╔══

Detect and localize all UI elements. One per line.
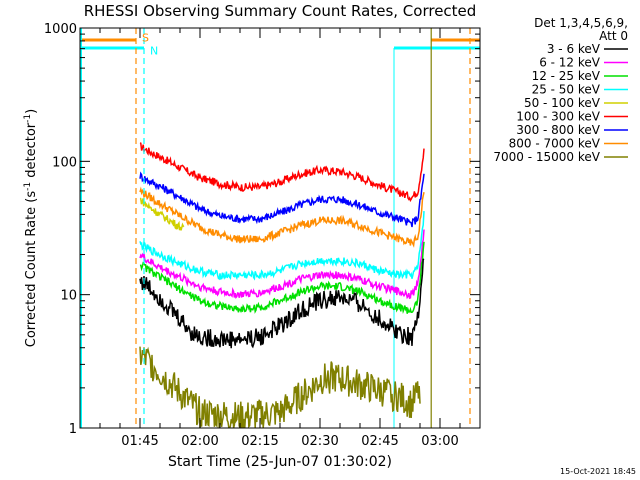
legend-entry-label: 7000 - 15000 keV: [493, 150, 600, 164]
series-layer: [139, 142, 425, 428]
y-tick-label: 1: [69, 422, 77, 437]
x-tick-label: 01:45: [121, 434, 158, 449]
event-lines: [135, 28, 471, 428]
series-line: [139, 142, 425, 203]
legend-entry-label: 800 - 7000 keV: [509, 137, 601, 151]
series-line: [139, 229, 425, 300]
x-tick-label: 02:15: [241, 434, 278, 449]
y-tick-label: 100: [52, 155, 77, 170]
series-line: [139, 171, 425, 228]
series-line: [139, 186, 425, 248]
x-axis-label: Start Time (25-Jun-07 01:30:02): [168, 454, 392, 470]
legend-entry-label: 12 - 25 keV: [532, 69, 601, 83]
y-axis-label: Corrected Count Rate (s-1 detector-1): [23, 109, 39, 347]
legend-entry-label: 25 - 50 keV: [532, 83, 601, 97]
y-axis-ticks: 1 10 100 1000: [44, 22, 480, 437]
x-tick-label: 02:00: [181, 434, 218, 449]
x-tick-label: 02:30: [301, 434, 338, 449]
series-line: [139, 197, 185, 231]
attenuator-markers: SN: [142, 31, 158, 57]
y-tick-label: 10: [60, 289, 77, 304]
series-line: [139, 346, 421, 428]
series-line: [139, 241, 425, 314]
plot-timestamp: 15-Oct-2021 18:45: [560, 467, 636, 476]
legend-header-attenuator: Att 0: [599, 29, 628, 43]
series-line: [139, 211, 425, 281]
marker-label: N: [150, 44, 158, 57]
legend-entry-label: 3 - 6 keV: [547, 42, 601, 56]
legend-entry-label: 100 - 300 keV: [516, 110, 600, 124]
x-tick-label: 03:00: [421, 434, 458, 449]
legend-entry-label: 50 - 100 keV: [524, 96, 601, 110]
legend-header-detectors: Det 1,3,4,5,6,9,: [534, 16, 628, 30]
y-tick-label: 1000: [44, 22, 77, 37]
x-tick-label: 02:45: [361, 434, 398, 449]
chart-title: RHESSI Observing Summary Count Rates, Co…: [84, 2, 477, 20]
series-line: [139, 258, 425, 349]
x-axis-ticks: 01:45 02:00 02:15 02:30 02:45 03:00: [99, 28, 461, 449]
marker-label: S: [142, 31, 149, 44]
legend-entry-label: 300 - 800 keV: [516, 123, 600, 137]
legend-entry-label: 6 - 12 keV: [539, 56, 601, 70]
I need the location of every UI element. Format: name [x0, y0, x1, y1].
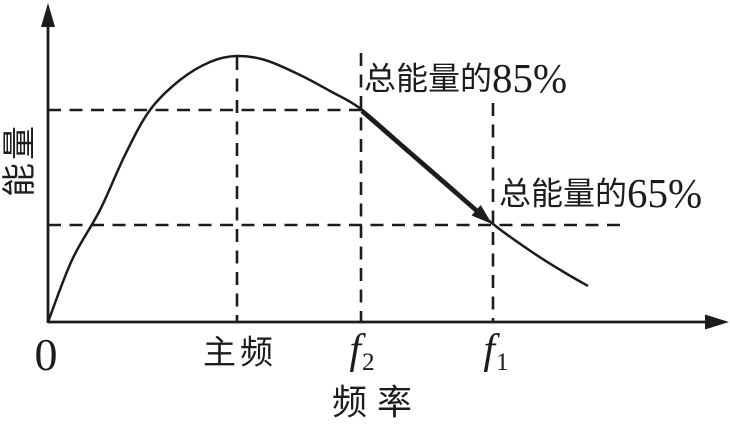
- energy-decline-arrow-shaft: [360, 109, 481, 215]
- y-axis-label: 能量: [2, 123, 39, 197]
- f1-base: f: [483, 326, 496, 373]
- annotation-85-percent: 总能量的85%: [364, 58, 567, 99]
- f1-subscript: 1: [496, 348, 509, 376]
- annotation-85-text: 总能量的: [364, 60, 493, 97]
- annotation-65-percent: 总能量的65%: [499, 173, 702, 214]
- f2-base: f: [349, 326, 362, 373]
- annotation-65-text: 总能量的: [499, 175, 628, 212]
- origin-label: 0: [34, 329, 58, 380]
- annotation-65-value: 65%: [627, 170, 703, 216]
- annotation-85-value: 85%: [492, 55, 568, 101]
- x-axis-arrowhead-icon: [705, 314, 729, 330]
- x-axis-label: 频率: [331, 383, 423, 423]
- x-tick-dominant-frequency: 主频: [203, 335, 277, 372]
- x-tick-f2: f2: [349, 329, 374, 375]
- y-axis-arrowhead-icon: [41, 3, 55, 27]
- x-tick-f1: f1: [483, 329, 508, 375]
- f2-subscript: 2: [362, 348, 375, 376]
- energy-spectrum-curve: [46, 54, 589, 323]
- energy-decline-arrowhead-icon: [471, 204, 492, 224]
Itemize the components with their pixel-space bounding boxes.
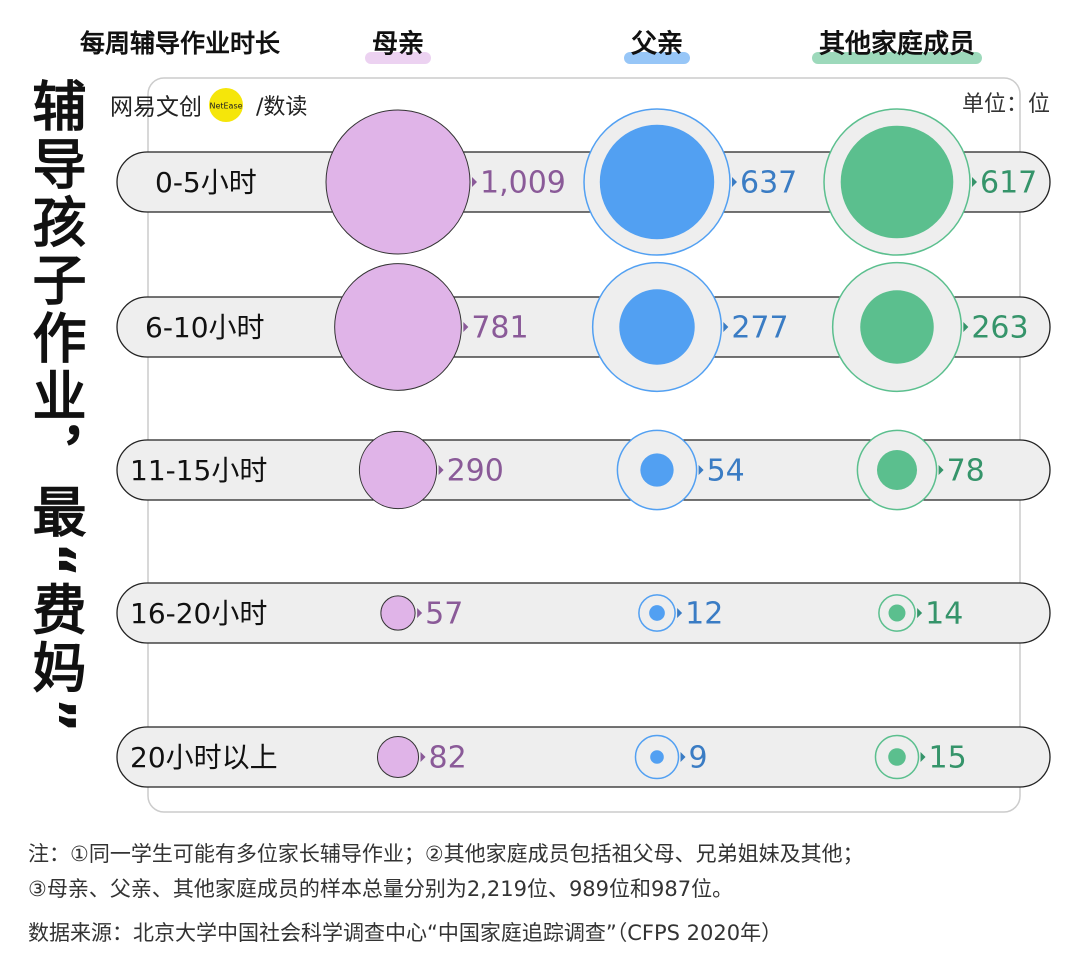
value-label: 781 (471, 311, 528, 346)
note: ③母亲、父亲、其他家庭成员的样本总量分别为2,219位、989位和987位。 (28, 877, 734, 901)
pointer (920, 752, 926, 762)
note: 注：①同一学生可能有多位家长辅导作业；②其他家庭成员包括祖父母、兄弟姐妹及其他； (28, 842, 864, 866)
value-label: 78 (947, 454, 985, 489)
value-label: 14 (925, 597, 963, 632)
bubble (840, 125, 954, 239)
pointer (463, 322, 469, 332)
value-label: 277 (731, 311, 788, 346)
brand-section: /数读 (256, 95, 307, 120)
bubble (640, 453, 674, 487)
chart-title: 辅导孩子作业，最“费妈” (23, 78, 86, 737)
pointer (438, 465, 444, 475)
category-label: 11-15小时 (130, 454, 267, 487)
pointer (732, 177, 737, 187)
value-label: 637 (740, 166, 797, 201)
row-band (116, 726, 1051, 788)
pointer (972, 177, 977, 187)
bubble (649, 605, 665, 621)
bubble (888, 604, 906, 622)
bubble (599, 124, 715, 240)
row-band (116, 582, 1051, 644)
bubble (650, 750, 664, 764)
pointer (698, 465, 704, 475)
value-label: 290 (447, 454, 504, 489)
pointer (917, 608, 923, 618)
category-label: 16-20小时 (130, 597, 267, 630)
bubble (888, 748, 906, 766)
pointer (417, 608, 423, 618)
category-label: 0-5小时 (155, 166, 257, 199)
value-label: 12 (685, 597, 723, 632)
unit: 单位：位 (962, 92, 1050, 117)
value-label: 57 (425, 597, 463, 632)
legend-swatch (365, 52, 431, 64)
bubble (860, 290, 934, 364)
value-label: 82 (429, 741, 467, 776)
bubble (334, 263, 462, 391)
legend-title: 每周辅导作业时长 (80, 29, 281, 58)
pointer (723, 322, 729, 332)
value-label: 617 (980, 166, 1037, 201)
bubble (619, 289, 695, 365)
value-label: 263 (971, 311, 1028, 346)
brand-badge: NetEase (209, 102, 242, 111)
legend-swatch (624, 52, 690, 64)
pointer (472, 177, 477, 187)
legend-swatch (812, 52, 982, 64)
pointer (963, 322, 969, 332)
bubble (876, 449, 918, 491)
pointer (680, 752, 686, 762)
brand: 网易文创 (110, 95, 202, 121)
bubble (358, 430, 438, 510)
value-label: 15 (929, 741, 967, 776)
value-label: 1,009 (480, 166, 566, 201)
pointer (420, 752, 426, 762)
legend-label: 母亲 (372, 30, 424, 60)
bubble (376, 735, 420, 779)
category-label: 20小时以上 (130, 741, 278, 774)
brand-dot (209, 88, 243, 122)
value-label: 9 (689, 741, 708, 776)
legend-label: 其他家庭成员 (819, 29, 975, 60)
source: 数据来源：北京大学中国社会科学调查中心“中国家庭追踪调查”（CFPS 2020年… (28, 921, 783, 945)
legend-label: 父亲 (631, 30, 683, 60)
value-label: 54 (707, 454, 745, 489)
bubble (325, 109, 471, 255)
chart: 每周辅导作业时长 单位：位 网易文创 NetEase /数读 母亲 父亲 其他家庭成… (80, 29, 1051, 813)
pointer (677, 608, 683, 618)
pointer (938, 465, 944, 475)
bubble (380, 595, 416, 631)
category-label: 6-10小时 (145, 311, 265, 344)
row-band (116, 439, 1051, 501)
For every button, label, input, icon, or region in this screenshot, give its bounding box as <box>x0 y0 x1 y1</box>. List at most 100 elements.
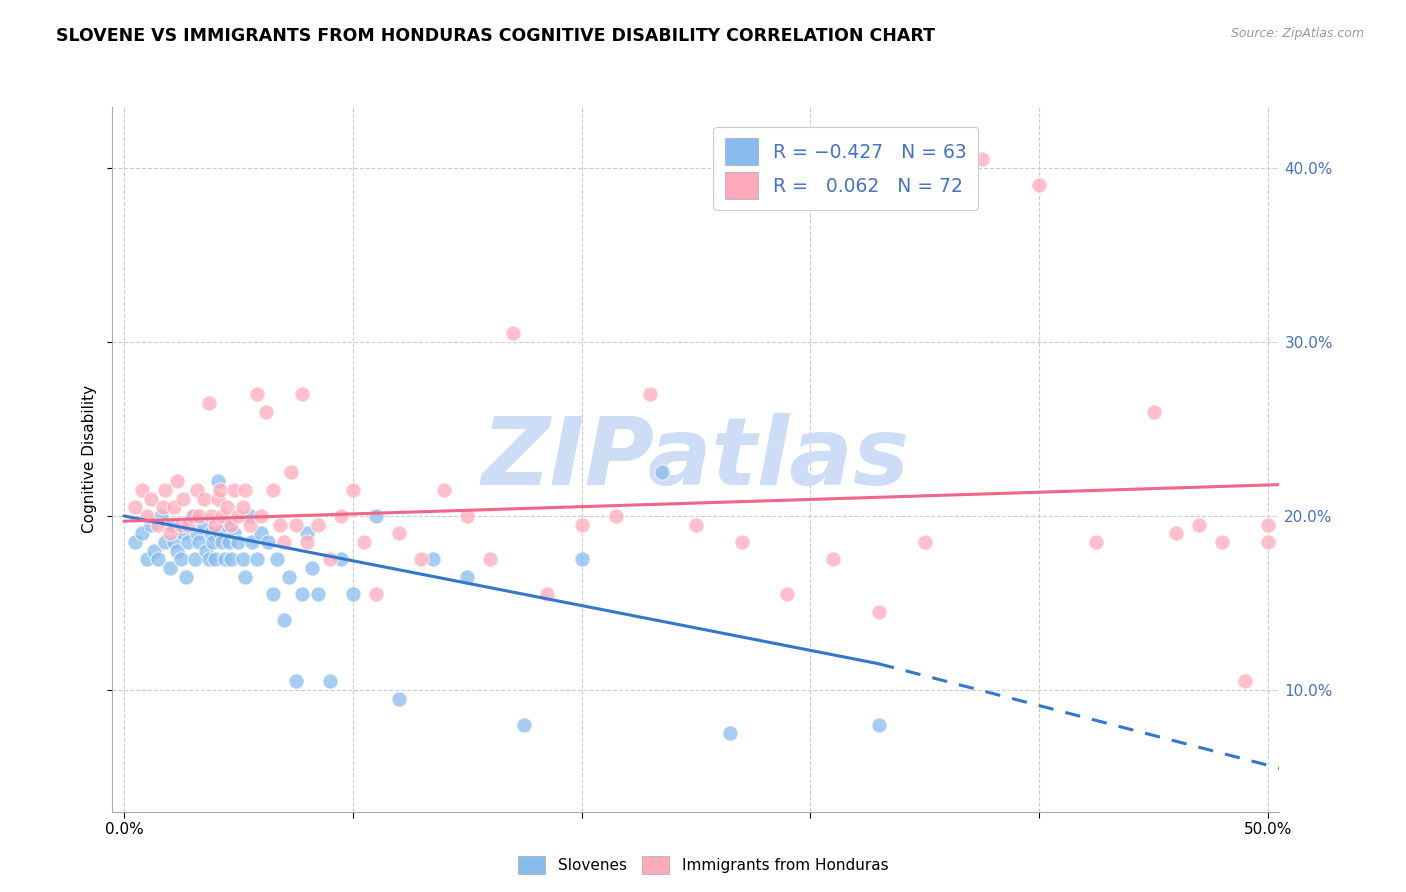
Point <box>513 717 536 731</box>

╚══

Retype all of the data above line for line, exactly as it appears, leaving out the pictures.

Answer for this exercise:
Detect and localize all UI elements. One per line.
legend-entry-label: 7000 - 15000 keV: [493, 150, 600, 164]
series-layer: [139, 142, 425, 428]
y-tick-label: 1: [69, 422, 77, 437]
x-tick-label: 01:45: [121, 434, 158, 449]
event-lines: [135, 28, 471, 428]
series-line: [139, 142, 425, 203]
legend-entry-label: 800 - 7000 keV: [509, 137, 601, 151]
series-line: [139, 229, 425, 300]
x-tick-label: 02:15: [241, 434, 278, 449]
y-tick-label: 100: [52, 155, 77, 170]
series-line: [139, 171, 425, 228]
series-line: [139, 186, 425, 248]
x-axis-label: Start Time (25-Jun-07 01:30:02): [168, 454, 392, 470]
legend-entry-label: 12 - 25 keV: [532, 69, 601, 83]
y-axis-label: Corrected Count Rate (s-1 detector-1): [23, 109, 39, 347]
legend-entry-label: 25 - 50 keV: [532, 83, 601, 97]
y-axis-ticks: 1 10 100 1000: [44, 22, 480, 437]
x-tick-label: 02:00: [181, 434, 218, 449]
x-tick-label: 02:30: [301, 434, 338, 449]
series-line: [139, 197, 185, 231]
attenuator-markers: SN: [142, 31, 158, 57]
y-tick-label: 10: [60, 289, 77, 304]
series-line: [139, 346, 421, 428]
series-line: [139, 241, 425, 314]
plot-timestamp: 15-Oct-2021 18:45: [560, 467, 636, 476]
legend-header-attenuator: Att 0: [599, 29, 628, 43]
series-line: [139, 211, 425, 281]
marker-label: N: [150, 44, 158, 57]
legend-entry-label: 3 - 6 keV: [547, 42, 601, 56]
legend-entry-label: 100 - 300 keV: [516, 110, 600, 124]
x-tick-label: 03:00: [421, 434, 458, 449]
legend-entry-label: 50 - 100 keV: [524, 96, 601, 110]
legend-header-detectors: Det 1,3,4,5,6,9,: [534, 16, 628, 30]
y-tick-label: 1000: [44, 22, 77, 37]
x-tick-label: 02:45: [361, 434, 398, 449]
chart-title: RHESSI Observing Summary Count Rates, Co…: [84, 2, 477, 20]
series-line: [139, 258, 425, 349]
x-axis-ticks: 01:45 02:00 02:15 02:30 02:45 03:00: [99, 28, 461, 449]
marker-label: S: [142, 31, 149, 44]
legend-entry-label: 300 - 800 keV: [516, 123, 600, 137]
legend-entry-label: 6 - 12 keV: [539, 56, 601, 70]
I need the location of every UI element. Format: name [x0, y0, x1, y1].
- energy-decline-arrow-shaft: [360, 109, 481, 215]
- y-axis-label: 能量: [2, 123, 39, 197]
- f1-base: f: [483, 326, 496, 373]
- annotation-85-percent: 总能量的85%: [364, 58, 567, 99]
- f1-subscript: 1: [496, 348, 509, 376]
- annotation-85-text: 总能量的: [364, 60, 493, 97]
- annotation-65-percent: 总能量的65%: [499, 173, 702, 214]
- f2-base: f: [349, 326, 362, 373]
- annotation-65-text: 总能量的: [499, 175, 628, 212]
- origin-label: 0: [34, 329, 58, 380]
- annotation-65-value: 65%: [627, 170, 703, 216]
- annotation-85-value: 85%: [492, 55, 568, 101]
- x-axis-arrowhead-icon: [705, 314, 729, 330]
- x-axis-label: 频率: [331, 383, 423, 423]
- x-tick-dominant-frequency: 主频: [203, 335, 277, 372]
- x-tick-f2: f2: [349, 329, 374, 375]
- y-axis-arrowhead-icon: [41, 3, 55, 27]
- x-tick-f1: f1: [483, 329, 508, 375]
- f2-subscript: 2: [362, 348, 375, 376]
- energy-spectrum-curve: [46, 54, 589, 323]
- energy-decline-arrowhead-icon: [471, 204, 492, 224]
Itemize the components with their pixel-space bounding boxes.
value-label: 781 (471, 311, 528, 346)
note: ③母亲、父亲、其他家庭成员的样本总量分别为2,219位、989位和987位。 (28, 877, 734, 901)
pointer (920, 752, 926, 762)
note: 注：①同一学生可能有多位家长辅导作业；②其他家庭成员包括祖父母、兄弟姐妹及其他； (28, 842, 864, 866)
value-label: 78 (947, 454, 985, 489)
value-label: 14 (925, 597, 963, 632)
bubble (840, 125, 954, 239)
pointer (463, 322, 469, 332)
value-label: 277 (731, 311, 788, 346)
brand-section: /数读 (256, 95, 307, 120)
bubble (640, 453, 674, 487)
chart-title: 辅导孩子作业，最“费妈” (23, 78, 86, 737)
pointer (438, 465, 444, 475)
category-label: 11-15小时 (130, 454, 267, 487)
pointer (732, 177, 737, 187)
value-label: 637 (740, 166, 797, 201)
row-band (116, 726, 1051, 788)
pointer (972, 177, 977, 187)
bubble (649, 605, 665, 621)
bubble (888, 604, 906, 622)
bubble (599, 124, 715, 240)
row-band (116, 582, 1051, 644)
bubble (650, 750, 664, 764)
pointer (698, 465, 704, 475)
value-label: 290 (447, 454, 504, 489)
pointer (917, 608, 923, 618)
category-label: 16-20小时 (130, 597, 267, 630)
bubble (888, 748, 906, 766)
pointer (417, 608, 423, 618)
category-label: 0-5小时 (155, 166, 257, 199)
value-label: 12 (685, 597, 723, 632)
unit: 单位：位 (962, 92, 1050, 117)
value-label: 57 (425, 597, 463, 632)
legend-swatch (365, 52, 431, 64)
bubble (860, 290, 934, 364)
value-label: 82 (429, 741, 467, 776)
bubble (334, 263, 462, 391)
legend-title: 每周辅导作业时长 (80, 29, 281, 58)
pointer (723, 322, 729, 332)
value-label: 617 (980, 166, 1037, 201)
bubble (619, 289, 695, 365)
value-label: 263 (971, 311, 1028, 346)
brand-badge: NetEase (209, 102, 242, 111)
legend-swatch (624, 52, 690, 64)
pointer (472, 177, 477, 187)
legend-swatch (812, 52, 982, 64)
pointer (963, 322, 969, 332)
bubble (876, 449, 918, 491)
pointer (680, 752, 686, 762)
brand: 网易文创 (110, 95, 202, 121)
bubble (358, 430, 438, 510)
value-label: 15 (929, 741, 967, 776)
value-label: 1,009 (480, 166, 566, 201)
pointer (420, 752, 426, 762)
legend-label: 母亲 (372, 30, 424, 60)
bubble (376, 735, 420, 779)
category-label: 20小时以上 (130, 741, 278, 774)
brand-dot (209, 88, 243, 122)
value-label: 9 (689, 741, 708, 776)
legend-label: 其他家庭成员 (819, 29, 975, 60)
source: 数据来源：北京大学中国社会科学调查中心“中国家庭追踪调查”（CFPS 2020年… (28, 921, 783, 945)
legend-label: 父亲 (631, 30, 683, 60)
value-label: 54 (707, 454, 745, 489)
bubble (325, 109, 471, 255)
chart: 每周辅导作业时长 单位：位 网易文创 NetEase /数读 母亲 父亲 其他家庭成… (80, 29, 1051, 813)
pointer (677, 608, 683, 618)
pointer (938, 465, 944, 475)
bubble (380, 595, 416, 631)
category-label: 6-10小时 (145, 311, 265, 344)
row-band (116, 439, 1051, 501)
For every button, label, input, icon, or region in this screenshot, give its bounding box as <box>x0 y0 x1 y1</box>. List at most 100 elements.
Point <box>513 717 536 731</box>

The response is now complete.